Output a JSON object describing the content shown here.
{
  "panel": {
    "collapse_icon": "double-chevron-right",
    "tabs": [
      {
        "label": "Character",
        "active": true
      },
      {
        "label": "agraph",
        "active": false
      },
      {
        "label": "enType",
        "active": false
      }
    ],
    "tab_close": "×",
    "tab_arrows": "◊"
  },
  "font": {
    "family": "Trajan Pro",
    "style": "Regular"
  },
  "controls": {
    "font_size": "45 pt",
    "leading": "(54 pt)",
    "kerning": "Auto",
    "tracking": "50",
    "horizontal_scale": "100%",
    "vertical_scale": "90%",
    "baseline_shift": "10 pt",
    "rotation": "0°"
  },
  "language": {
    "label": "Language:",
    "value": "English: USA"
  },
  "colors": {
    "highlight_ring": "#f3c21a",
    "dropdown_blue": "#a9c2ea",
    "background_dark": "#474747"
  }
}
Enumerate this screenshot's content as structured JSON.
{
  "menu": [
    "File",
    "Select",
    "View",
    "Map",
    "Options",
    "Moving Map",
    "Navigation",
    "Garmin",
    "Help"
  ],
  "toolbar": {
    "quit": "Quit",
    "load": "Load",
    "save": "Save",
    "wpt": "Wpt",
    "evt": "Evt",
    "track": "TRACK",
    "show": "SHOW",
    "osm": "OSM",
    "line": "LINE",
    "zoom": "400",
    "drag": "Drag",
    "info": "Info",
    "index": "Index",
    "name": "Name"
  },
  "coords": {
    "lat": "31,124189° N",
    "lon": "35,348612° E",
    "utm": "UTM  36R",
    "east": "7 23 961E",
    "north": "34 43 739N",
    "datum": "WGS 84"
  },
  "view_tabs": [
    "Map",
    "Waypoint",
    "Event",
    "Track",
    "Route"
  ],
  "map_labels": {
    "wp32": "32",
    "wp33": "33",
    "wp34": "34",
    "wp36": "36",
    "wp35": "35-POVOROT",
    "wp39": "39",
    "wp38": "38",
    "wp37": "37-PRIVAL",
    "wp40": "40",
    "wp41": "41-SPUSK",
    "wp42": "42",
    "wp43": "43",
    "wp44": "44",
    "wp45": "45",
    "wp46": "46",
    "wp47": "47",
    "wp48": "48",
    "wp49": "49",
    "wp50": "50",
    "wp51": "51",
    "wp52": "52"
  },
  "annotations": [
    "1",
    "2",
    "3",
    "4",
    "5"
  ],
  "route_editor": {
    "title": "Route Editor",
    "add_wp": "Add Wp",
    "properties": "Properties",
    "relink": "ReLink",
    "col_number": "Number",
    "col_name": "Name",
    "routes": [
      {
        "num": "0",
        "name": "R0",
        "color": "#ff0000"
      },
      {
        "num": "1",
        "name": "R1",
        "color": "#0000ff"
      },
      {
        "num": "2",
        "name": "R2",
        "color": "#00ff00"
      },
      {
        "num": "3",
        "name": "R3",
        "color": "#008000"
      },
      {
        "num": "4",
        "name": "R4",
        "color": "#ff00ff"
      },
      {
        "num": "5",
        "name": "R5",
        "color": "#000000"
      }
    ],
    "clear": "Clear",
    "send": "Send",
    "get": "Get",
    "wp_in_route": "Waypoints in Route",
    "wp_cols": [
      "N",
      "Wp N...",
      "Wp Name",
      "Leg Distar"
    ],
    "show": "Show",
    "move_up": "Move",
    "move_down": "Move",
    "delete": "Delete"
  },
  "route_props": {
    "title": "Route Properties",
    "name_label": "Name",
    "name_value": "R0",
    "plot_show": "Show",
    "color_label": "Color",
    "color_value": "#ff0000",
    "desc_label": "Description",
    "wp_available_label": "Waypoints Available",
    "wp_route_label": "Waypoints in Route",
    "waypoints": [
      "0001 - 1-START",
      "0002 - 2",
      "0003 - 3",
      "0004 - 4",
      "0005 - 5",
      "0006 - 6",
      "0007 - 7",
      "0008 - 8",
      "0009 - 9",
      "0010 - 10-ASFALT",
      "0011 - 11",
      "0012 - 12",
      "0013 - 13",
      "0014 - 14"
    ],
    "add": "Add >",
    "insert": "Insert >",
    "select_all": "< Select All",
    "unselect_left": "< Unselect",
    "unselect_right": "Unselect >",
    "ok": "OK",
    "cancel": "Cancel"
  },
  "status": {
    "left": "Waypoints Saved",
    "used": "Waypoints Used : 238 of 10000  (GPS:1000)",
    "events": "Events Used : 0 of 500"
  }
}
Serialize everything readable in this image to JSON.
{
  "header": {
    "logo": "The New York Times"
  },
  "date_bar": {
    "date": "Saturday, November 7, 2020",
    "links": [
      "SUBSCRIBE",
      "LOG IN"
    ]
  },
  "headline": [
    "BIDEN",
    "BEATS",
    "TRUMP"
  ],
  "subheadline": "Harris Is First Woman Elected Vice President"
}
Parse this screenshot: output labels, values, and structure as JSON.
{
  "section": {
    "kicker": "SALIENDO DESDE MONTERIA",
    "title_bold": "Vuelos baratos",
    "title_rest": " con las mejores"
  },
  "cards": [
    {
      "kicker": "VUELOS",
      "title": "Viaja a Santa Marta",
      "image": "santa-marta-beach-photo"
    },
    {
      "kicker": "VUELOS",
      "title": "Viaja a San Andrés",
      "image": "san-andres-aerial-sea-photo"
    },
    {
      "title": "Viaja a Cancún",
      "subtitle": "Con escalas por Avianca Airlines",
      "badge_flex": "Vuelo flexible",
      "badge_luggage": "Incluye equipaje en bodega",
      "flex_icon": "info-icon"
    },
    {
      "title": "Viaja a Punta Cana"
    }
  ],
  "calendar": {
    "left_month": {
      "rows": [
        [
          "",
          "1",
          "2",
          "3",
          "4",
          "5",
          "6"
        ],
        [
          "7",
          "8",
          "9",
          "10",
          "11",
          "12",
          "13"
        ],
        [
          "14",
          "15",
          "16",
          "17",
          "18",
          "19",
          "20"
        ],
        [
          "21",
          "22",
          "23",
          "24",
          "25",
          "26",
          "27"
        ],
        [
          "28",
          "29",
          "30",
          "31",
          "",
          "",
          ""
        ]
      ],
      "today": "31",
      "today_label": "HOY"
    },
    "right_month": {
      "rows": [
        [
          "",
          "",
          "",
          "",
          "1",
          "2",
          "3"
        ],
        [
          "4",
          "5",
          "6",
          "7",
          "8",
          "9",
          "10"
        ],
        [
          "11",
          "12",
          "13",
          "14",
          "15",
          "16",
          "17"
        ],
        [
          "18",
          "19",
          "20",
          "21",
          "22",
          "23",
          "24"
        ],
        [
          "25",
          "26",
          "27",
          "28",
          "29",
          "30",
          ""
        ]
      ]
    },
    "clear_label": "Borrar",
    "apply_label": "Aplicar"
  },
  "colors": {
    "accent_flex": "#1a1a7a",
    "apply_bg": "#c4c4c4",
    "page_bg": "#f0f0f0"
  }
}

- [Objective]: Point out every line holding the string "content" and copy it.

- [Task answer]:
Output a JSON object describing the content shown here.
Enumerate this screenshot's content as structured JSON.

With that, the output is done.